'''

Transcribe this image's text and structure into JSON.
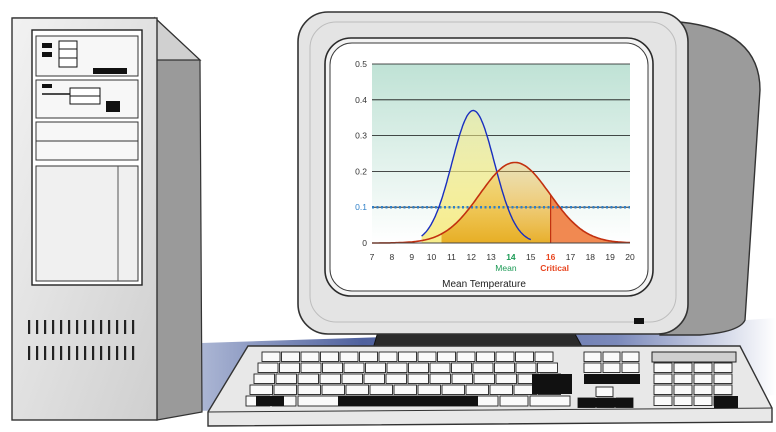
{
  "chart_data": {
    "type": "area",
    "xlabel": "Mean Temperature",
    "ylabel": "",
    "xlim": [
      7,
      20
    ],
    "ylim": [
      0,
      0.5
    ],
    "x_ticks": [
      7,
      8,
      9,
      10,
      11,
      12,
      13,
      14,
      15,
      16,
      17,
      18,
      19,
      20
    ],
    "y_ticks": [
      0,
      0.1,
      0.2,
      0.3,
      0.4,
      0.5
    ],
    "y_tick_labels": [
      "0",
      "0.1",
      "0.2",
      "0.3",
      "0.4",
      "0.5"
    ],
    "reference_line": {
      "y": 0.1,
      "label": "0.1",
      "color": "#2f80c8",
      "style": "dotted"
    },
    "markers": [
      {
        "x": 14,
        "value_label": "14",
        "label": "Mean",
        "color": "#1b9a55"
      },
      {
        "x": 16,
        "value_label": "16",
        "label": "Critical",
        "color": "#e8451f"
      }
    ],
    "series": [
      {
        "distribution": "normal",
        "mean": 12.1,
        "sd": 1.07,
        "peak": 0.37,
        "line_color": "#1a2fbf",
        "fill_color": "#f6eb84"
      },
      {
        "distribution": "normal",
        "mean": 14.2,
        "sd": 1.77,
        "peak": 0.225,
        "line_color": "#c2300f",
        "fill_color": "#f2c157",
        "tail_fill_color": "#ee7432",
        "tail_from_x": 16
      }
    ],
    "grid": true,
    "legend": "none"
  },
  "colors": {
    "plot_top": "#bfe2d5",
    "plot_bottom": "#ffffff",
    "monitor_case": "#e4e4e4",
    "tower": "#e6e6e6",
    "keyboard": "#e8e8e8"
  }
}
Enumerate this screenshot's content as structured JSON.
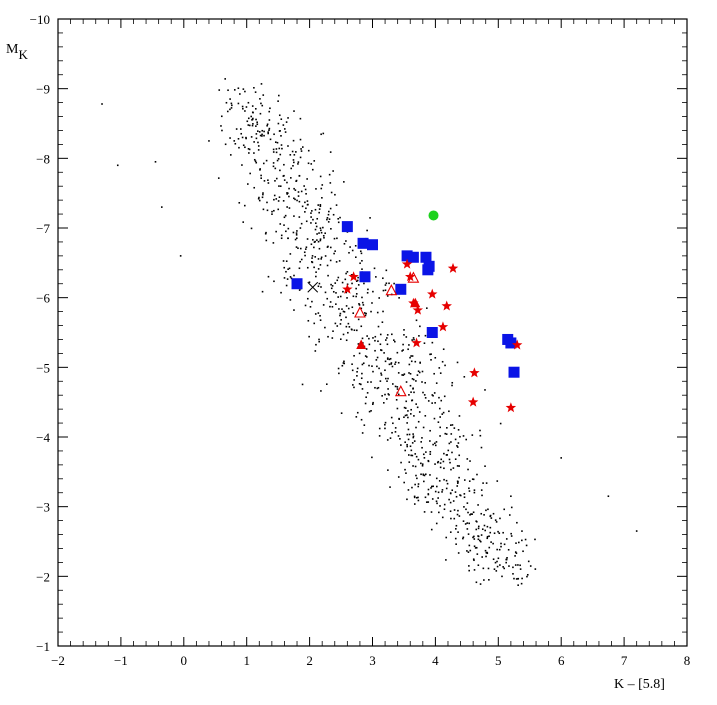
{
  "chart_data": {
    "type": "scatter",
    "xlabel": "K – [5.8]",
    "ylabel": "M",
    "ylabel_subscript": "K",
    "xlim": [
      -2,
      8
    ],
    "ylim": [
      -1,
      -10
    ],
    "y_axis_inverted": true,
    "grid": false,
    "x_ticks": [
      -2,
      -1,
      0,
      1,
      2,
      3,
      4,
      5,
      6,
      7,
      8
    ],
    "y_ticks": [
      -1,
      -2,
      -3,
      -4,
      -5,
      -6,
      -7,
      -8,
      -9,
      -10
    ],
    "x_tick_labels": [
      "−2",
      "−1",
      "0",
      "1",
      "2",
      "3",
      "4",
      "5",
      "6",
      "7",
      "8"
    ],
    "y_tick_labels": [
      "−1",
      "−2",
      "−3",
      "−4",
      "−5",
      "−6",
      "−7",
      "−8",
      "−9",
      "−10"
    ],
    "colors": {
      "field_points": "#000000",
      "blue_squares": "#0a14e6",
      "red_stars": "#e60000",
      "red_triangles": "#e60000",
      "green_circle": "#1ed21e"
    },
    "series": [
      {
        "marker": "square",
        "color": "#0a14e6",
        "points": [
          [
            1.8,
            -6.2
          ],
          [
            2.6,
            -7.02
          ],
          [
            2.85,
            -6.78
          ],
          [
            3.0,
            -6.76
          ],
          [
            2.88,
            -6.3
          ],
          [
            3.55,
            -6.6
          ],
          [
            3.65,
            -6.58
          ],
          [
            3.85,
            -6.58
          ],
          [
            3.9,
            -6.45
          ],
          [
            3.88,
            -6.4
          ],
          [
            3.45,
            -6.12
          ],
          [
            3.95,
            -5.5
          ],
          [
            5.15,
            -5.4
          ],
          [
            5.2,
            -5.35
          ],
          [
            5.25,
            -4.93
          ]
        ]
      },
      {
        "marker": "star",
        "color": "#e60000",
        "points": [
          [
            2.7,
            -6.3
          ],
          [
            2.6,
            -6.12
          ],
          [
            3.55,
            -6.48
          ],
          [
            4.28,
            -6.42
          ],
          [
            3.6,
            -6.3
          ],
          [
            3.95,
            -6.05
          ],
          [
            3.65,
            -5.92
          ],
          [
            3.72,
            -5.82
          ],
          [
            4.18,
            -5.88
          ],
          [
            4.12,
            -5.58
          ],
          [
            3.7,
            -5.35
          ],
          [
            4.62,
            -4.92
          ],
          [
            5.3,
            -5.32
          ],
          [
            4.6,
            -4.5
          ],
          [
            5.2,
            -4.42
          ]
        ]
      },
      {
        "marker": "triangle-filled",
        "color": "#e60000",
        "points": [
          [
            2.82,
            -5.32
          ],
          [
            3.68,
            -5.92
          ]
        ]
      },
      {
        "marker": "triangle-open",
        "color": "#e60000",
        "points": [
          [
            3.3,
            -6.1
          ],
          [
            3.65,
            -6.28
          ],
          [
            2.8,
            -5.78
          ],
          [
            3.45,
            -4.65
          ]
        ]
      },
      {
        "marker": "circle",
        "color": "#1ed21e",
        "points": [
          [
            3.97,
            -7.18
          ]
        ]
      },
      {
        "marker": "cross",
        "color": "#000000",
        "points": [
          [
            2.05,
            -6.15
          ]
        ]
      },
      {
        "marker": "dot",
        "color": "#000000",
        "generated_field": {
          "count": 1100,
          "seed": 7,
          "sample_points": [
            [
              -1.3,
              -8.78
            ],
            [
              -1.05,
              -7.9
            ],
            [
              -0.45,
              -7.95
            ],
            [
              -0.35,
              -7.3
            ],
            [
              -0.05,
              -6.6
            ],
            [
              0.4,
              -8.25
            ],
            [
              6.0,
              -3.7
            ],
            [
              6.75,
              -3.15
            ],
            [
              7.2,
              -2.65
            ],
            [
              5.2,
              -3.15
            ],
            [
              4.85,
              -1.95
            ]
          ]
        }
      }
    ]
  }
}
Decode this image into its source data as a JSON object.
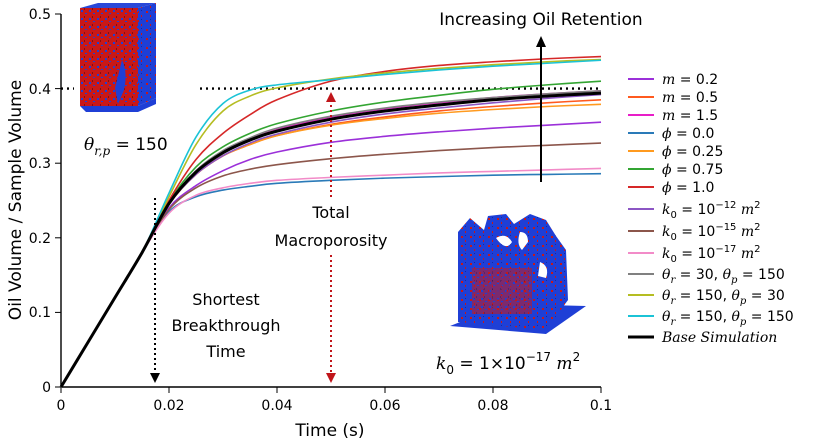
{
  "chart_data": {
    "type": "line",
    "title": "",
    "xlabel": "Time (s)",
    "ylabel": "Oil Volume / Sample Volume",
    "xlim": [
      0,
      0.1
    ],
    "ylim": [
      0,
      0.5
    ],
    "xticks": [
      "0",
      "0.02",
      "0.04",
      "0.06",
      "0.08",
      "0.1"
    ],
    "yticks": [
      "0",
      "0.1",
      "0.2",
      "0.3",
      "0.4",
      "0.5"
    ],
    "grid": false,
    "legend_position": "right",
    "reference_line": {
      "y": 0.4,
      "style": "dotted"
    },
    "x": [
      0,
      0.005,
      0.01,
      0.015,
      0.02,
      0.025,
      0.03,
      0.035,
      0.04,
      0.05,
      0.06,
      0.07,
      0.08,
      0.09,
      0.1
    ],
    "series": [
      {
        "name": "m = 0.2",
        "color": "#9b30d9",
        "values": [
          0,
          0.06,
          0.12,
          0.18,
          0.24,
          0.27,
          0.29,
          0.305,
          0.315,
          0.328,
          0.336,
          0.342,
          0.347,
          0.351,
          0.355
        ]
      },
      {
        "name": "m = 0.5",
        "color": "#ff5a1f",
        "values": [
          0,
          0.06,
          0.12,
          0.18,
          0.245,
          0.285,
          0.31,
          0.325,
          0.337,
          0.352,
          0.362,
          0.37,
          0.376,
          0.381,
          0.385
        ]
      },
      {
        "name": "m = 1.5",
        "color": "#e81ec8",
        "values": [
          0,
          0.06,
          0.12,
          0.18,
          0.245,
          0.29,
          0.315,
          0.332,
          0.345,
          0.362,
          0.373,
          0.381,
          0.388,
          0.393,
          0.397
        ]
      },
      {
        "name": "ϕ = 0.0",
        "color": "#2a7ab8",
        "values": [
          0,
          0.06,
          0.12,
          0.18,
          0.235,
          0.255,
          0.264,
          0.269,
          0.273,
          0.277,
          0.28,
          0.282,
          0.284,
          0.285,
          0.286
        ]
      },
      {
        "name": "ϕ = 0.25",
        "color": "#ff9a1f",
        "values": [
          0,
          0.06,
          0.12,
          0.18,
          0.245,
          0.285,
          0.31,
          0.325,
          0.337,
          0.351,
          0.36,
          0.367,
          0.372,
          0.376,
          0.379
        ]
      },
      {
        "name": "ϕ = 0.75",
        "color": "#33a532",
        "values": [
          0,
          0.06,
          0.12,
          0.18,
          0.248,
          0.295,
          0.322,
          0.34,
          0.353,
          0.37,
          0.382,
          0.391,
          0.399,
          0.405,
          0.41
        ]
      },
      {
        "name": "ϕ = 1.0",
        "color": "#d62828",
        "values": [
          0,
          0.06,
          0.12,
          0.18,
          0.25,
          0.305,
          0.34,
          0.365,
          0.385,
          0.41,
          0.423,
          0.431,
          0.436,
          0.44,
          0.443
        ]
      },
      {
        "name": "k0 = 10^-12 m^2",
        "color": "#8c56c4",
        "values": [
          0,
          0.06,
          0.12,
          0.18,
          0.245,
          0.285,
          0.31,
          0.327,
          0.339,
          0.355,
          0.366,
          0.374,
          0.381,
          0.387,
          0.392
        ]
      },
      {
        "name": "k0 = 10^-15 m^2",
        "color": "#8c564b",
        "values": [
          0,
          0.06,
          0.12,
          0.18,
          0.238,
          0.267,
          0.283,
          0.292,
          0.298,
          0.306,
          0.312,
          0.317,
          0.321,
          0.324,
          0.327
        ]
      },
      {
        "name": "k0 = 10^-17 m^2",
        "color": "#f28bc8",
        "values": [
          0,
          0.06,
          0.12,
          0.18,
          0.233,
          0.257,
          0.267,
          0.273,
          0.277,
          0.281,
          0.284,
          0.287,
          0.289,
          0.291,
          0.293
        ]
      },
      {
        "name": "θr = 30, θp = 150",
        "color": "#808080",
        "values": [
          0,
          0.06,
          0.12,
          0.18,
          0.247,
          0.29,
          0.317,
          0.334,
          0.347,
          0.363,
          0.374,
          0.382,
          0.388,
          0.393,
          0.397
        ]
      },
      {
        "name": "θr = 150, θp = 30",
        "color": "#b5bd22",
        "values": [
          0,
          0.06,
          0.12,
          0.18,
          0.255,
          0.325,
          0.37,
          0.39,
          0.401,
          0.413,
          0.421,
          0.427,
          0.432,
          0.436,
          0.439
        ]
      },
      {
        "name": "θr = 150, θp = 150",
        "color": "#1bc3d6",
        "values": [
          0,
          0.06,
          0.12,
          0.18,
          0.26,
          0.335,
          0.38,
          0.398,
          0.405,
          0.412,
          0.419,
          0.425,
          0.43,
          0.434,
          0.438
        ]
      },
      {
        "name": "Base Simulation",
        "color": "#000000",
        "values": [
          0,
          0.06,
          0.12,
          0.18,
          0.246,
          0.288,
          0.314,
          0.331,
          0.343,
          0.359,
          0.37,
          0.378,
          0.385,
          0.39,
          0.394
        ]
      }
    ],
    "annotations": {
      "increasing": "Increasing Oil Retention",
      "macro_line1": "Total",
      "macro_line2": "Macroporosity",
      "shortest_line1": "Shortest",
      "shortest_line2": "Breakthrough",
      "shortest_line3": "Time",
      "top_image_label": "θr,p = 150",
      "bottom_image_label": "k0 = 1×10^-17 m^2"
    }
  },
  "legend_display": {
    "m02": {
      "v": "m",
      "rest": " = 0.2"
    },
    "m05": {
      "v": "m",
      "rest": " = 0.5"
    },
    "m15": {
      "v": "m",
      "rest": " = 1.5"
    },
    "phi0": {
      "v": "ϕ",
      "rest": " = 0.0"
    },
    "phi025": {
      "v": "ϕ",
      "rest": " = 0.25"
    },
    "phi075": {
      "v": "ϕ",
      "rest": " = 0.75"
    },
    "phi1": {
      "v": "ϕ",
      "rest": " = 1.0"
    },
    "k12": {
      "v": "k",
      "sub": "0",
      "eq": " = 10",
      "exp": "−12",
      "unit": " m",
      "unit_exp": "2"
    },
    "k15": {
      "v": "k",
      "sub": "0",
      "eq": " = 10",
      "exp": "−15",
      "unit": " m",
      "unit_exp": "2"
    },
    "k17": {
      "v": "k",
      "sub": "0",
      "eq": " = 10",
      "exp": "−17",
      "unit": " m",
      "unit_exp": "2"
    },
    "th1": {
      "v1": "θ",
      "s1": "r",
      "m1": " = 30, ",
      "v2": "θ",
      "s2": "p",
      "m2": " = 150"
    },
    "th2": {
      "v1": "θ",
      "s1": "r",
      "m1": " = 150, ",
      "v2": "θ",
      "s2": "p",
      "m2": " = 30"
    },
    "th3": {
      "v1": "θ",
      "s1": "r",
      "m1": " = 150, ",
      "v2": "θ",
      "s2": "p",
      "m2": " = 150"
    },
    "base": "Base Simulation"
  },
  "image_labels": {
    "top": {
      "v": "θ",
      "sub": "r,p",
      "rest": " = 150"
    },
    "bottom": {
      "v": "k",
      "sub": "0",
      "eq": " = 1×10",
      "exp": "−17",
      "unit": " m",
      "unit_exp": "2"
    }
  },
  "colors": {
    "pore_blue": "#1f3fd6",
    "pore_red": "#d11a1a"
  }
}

'''

• PROBLEM TO WORK ON
In the entries above, find each line with the string "this" and copy it.

• SOLUTION TO THE EXERCISE
Transcribe this image's text and structure into JSON.
Enumerate this screenshot's content as structured JSON.
Decode this image into its source data as a JSON object.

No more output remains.